WHAT THE EXERCISE ASKS:
Out of all the lines below, count those with the word "помощи". Give the number only.

##### DATA SUPPLIED

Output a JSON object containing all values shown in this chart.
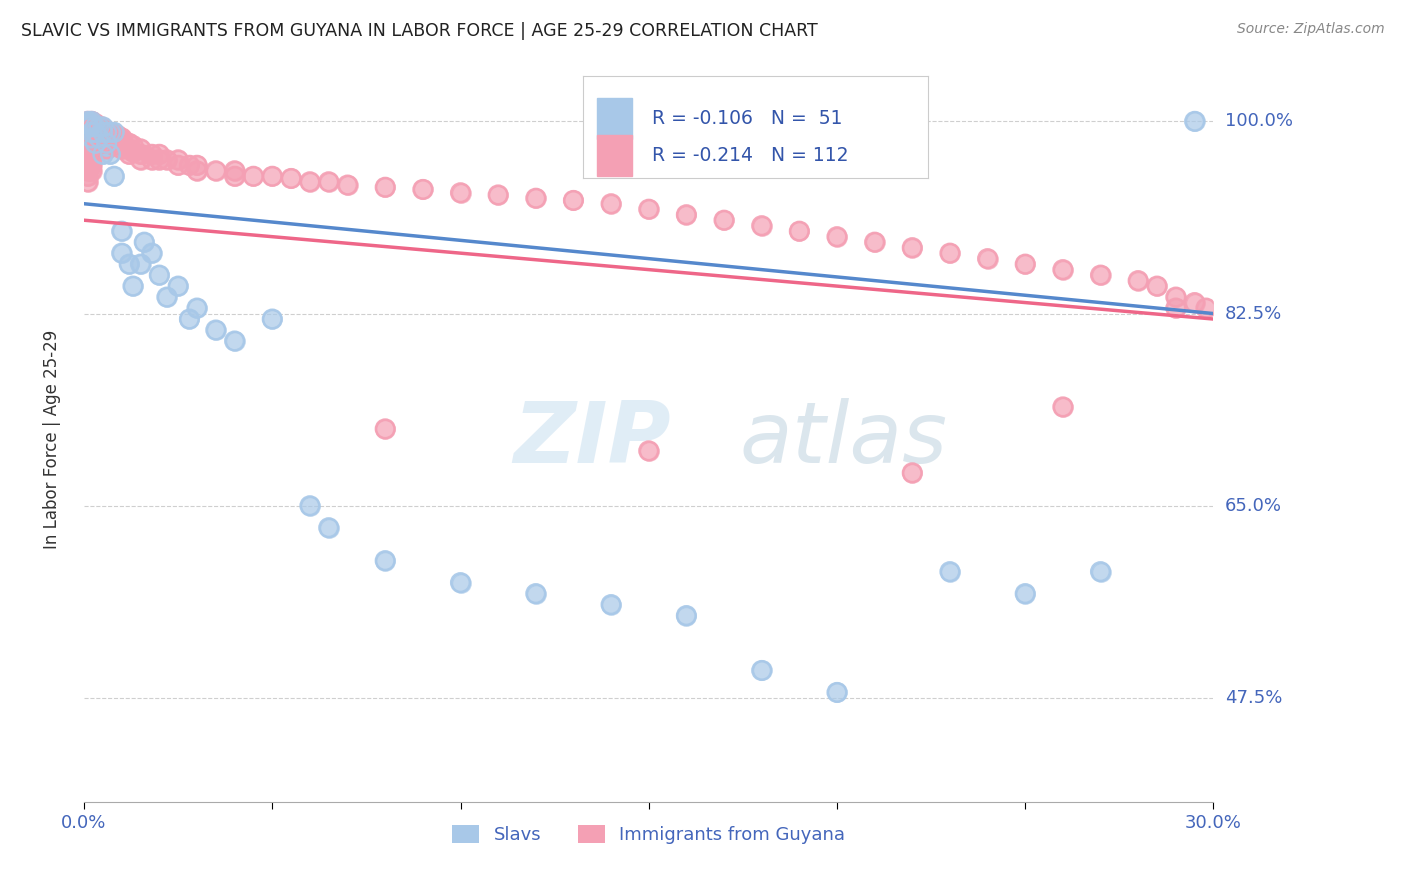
{
  "title": "SLAVIC VS IMMIGRANTS FROM GUYANA IN LABOR FORCE | AGE 25-29 CORRELATION CHART",
  "source": "Source: ZipAtlas.com",
  "ylabel": "In Labor Force | Age 25-29",
  "ytick_labels": [
    "100.0%",
    "82.5%",
    "65.0%",
    "47.5%"
  ],
  "ytick_values": [
    1.0,
    0.825,
    0.65,
    0.475
  ],
  "xlim": [
    0.0,
    0.3
  ],
  "ylim": [
    0.38,
    1.04
  ],
  "watermark_zip": "ZIP",
  "watermark_atlas": "atlas",
  "legend_text1": "R = -0.106   N =  51",
  "legend_text2": "R = -0.214   N = 112",
  "color_slavs": "#a8c8e8",
  "color_guyana": "#f4a0b4",
  "color_slavs_line": "#5588cc",
  "color_guyana_line": "#ee6688",
  "color_label_blue": "#4466bb",
  "color_r_value": "#3355aa",
  "slavs_x": [
    0.001,
    0.001,
    0.001,
    0.001,
    0.002,
    0.002,
    0.002,
    0.002,
    0.002,
    0.003,
    0.003,
    0.003,
    0.004,
    0.004,
    0.005,
    0.005,
    0.005,
    0.006,
    0.006,
    0.007,
    0.007,
    0.008,
    0.008,
    0.01,
    0.01,
    0.012,
    0.013,
    0.015,
    0.016,
    0.018,
    0.02,
    0.022,
    0.025,
    0.028,
    0.03,
    0.035,
    0.04,
    0.05,
    0.06,
    0.065,
    0.08,
    0.1,
    0.12,
    0.14,
    0.16,
    0.18,
    0.2,
    0.23,
    0.25,
    0.27,
    0.295
  ],
  "slavs_y": [
    1.0,
    0.998,
    0.996,
    0.994,
    1.0,
    0.998,
    0.996,
    0.99,
    0.985,
    0.995,
    0.99,
    0.98,
    0.995,
    0.985,
    0.995,
    0.99,
    0.97,
    0.99,
    0.98,
    0.99,
    0.97,
    0.99,
    0.95,
    0.9,
    0.88,
    0.87,
    0.85,
    0.87,
    0.89,
    0.88,
    0.86,
    0.84,
    0.85,
    0.82,
    0.83,
    0.81,
    0.8,
    0.82,
    0.65,
    0.63,
    0.6,
    0.58,
    0.57,
    0.56,
    0.55,
    0.5,
    0.48,
    0.59,
    0.57,
    0.59,
    1.0
  ],
  "guyana_x": [
    0.001,
    0.001,
    0.001,
    0.001,
    0.001,
    0.001,
    0.001,
    0.001,
    0.001,
    0.001,
    0.001,
    0.001,
    0.001,
    0.001,
    0.001,
    0.002,
    0.002,
    0.002,
    0.002,
    0.002,
    0.002,
    0.002,
    0.002,
    0.002,
    0.002,
    0.002,
    0.002,
    0.003,
    0.003,
    0.003,
    0.003,
    0.003,
    0.004,
    0.004,
    0.004,
    0.004,
    0.005,
    0.005,
    0.005,
    0.005,
    0.006,
    0.006,
    0.006,
    0.006,
    0.007,
    0.007,
    0.007,
    0.008,
    0.008,
    0.008,
    0.009,
    0.009,
    0.01,
    0.01,
    0.01,
    0.012,
    0.012,
    0.012,
    0.013,
    0.013,
    0.015,
    0.015,
    0.015,
    0.018,
    0.018,
    0.02,
    0.02,
    0.022,
    0.025,
    0.025,
    0.028,
    0.03,
    0.03,
    0.035,
    0.04,
    0.04,
    0.045,
    0.05,
    0.055,
    0.06,
    0.065,
    0.07,
    0.08,
    0.09,
    0.1,
    0.11,
    0.12,
    0.13,
    0.14,
    0.15,
    0.16,
    0.17,
    0.18,
    0.19,
    0.2,
    0.21,
    0.22,
    0.23,
    0.24,
    0.25,
    0.26,
    0.27,
    0.28,
    0.285,
    0.29,
    0.295,
    0.298,
    0.08,
    0.15,
    0.22,
    0.26,
    0.29
  ],
  "guyana_y": [
    1.0,
    0.998,
    0.996,
    0.994,
    0.992,
    0.99,
    0.985,
    0.98,
    0.975,
    0.97,
    0.965,
    0.96,
    0.955,
    0.95,
    0.945,
    1.0,
    0.998,
    0.996,
    0.992,
    0.988,
    0.985,
    0.98,
    0.975,
    0.97,
    0.965,
    0.96,
    0.955,
    0.998,
    0.994,
    0.99,
    0.985,
    0.98,
    0.996,
    0.992,
    0.988,
    0.982,
    0.994,
    0.99,
    0.985,
    0.98,
    0.99,
    0.985,
    0.98,
    0.975,
    0.99,
    0.985,
    0.98,
    0.988,
    0.983,
    0.978,
    0.987,
    0.982,
    0.985,
    0.98,
    0.975,
    0.98,
    0.975,
    0.97,
    0.978,
    0.972,
    0.975,
    0.97,
    0.965,
    0.97,
    0.965,
    0.97,
    0.965,
    0.965,
    0.965,
    0.96,
    0.96,
    0.96,
    0.955,
    0.955,
    0.955,
    0.95,
    0.95,
    0.95,
    0.948,
    0.945,
    0.945,
    0.942,
    0.94,
    0.938,
    0.935,
    0.933,
    0.93,
    0.928,
    0.925,
    0.92,
    0.915,
    0.91,
    0.905,
    0.9,
    0.895,
    0.89,
    0.885,
    0.88,
    0.875,
    0.87,
    0.865,
    0.86,
    0.855,
    0.85,
    0.84,
    0.835,
    0.83,
    0.72,
    0.7,
    0.68,
    0.74,
    0.83
  ]
}
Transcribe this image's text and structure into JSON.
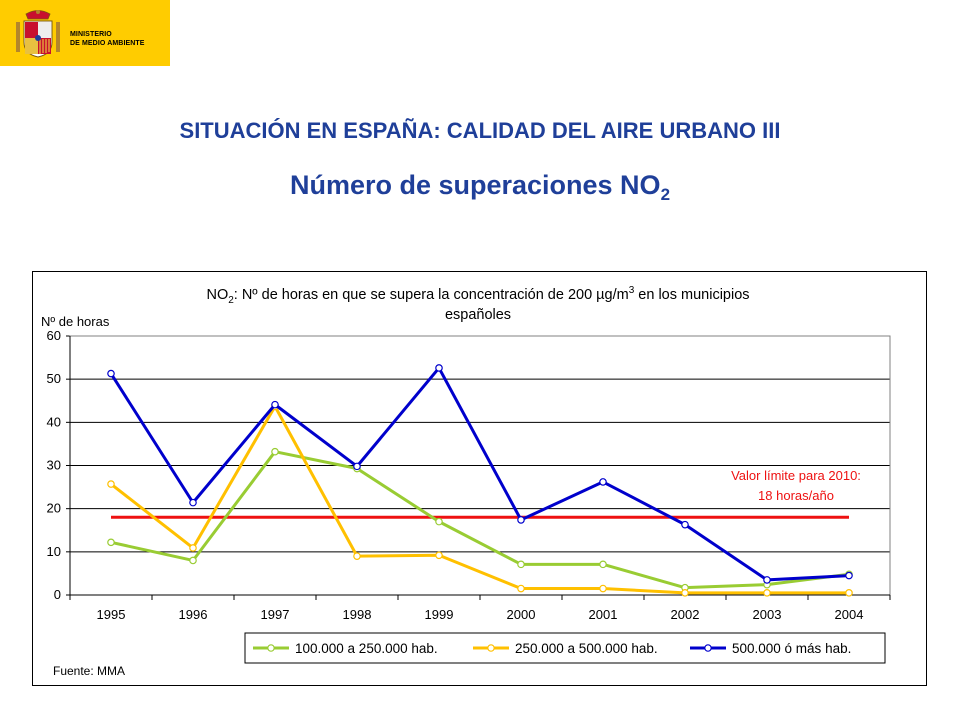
{
  "header": {
    "ministry_line1": "MINISTERIO",
    "ministry_line2": "DE MEDIO AMBIENTE"
  },
  "slide": {
    "title": "SITUACIÓN EN ESPAÑA: CALIDAD DEL AIRE URBANO III",
    "subtitle_main": "Número de superaciones NO",
    "subtitle_sub": "2"
  },
  "chart_data": {
    "type": "line",
    "title_prefix": "NO",
    "title_sub": "2",
    "title_mid": ": Nº de horas en que se supera la concentración de 200 µg/m",
    "title_sup": "3",
    "title_end": " en los municipios",
    "title_line2": "españoles",
    "ylabel": "Nº de horas",
    "ylim": [
      0,
      60
    ],
    "yticks": [
      "0",
      "10",
      "20",
      "30",
      "40",
      "50",
      "60"
    ],
    "categories": [
      "1995",
      "1996",
      "1997",
      "1998",
      "1999",
      "2000",
      "2001",
      "2002",
      "2003",
      "2004"
    ],
    "series": [
      {
        "name": "100.000 a 250.000 hab.",
        "color": "#99cc33",
        "values": [
          12.2,
          8,
          33.2,
          29.3,
          17,
          7.1,
          7.1,
          1.7,
          2.4,
          4.8
        ]
      },
      {
        "name": "250.000 a 500.000 hab.",
        "color": "#ffc000",
        "values": [
          25.7,
          10.9,
          43.7,
          9,
          9.2,
          1.5,
          1.5,
          0.5,
          0.5,
          0.5
        ]
      },
      {
        "name": "500.000 ó más hab.",
        "color": "#0000cc",
        "values": [
          51.3,
          21.4,
          44.1,
          29.8,
          52.6,
          17.4,
          26.2,
          16.3,
          3.5,
          4.5
        ]
      }
    ],
    "limit_line": {
      "value": 18,
      "color": "#ee1111",
      "label_line1": "Valor límite para 2010:",
      "label_line2": "18 horas/año"
    },
    "source": "Fuente: MMA",
    "grid": true,
    "legend_position": "bottom-right"
  }
}
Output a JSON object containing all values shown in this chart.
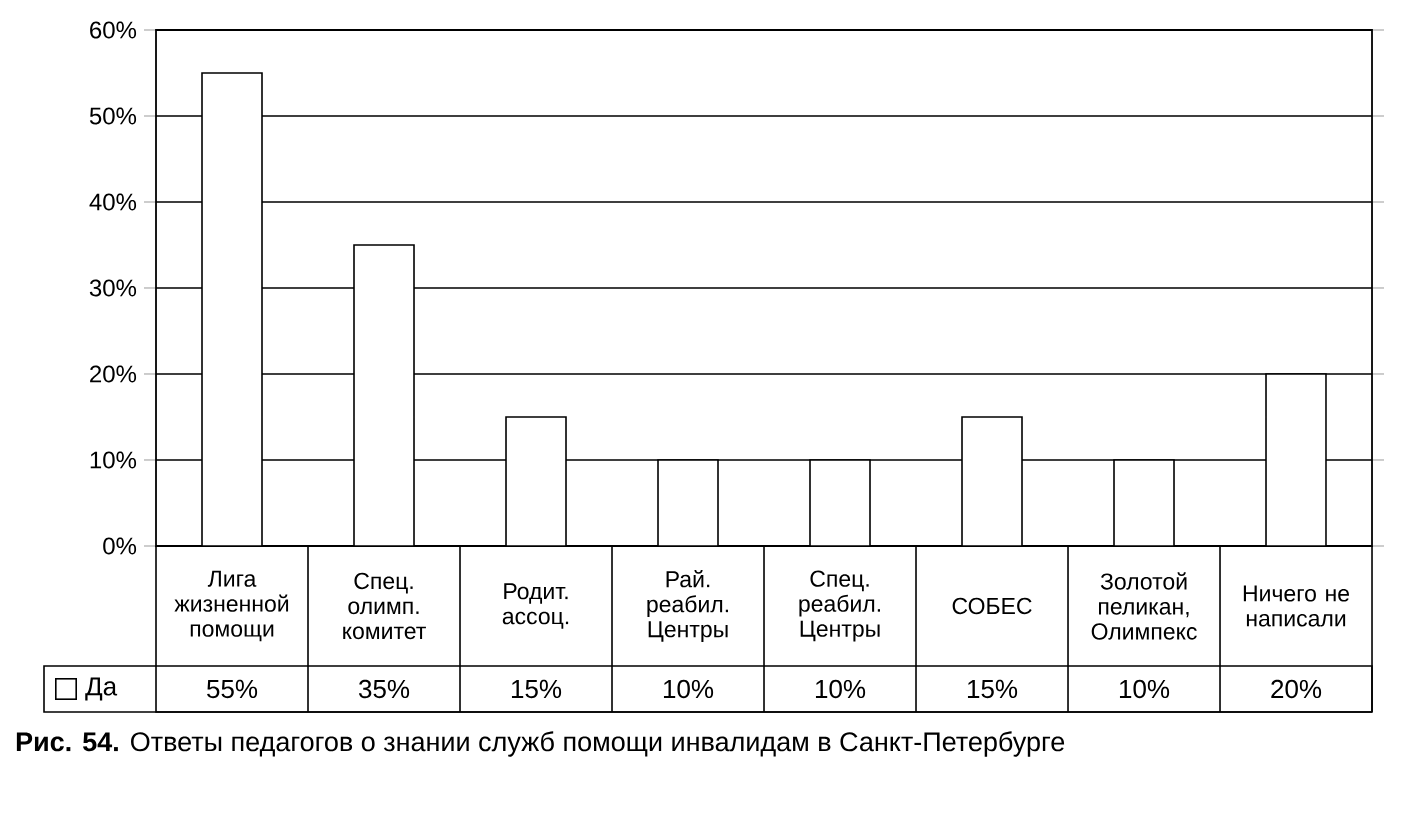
{
  "chart_data": {
    "type": "bar",
    "title": "**Рис. 54.** Ответы педагогов о знании служб помощи инвалидам в Санкт-Петербурге",
    "categories": [
      "Лига жизненной помощи",
      "Спец. олимп. комитет",
      "Родит. ассоц.",
      "Рай. реабил. Центры",
      "Спец. реабил. Центры",
      "СОБЕС",
      "Золотой пеликан, Олимпекс",
      "Ничего не написали"
    ],
    "series": [
      {
        "name": "Да",
        "color": "#ffffff",
        "values": [
          55,
          35,
          15,
          10,
          10,
          15,
          10,
          20
        ],
        "value_labels": [
          "55%",
          "35%",
          "15%",
          "10%",
          "10%",
          "15%",
          "10%",
          "20%"
        ]
      }
    ],
    "ylim": [
      0,
      60
    ],
    "yticks": [
      {
        "value": 0,
        "label": "0%"
      },
      {
        "value": 10,
        "label": "10%"
      },
      {
        "value": 20,
        "label": "20%"
      },
      {
        "value": 30,
        "label": "30%"
      },
      {
        "value": 40,
        "label": "40%"
      },
      {
        "value": 50,
        "label": "50%"
      },
      {
        "value": 60,
        "label": "60%"
      }
    ],
    "grid": true,
    "legend": "bottom left"
  }
}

##########

TASK ANSWER:
2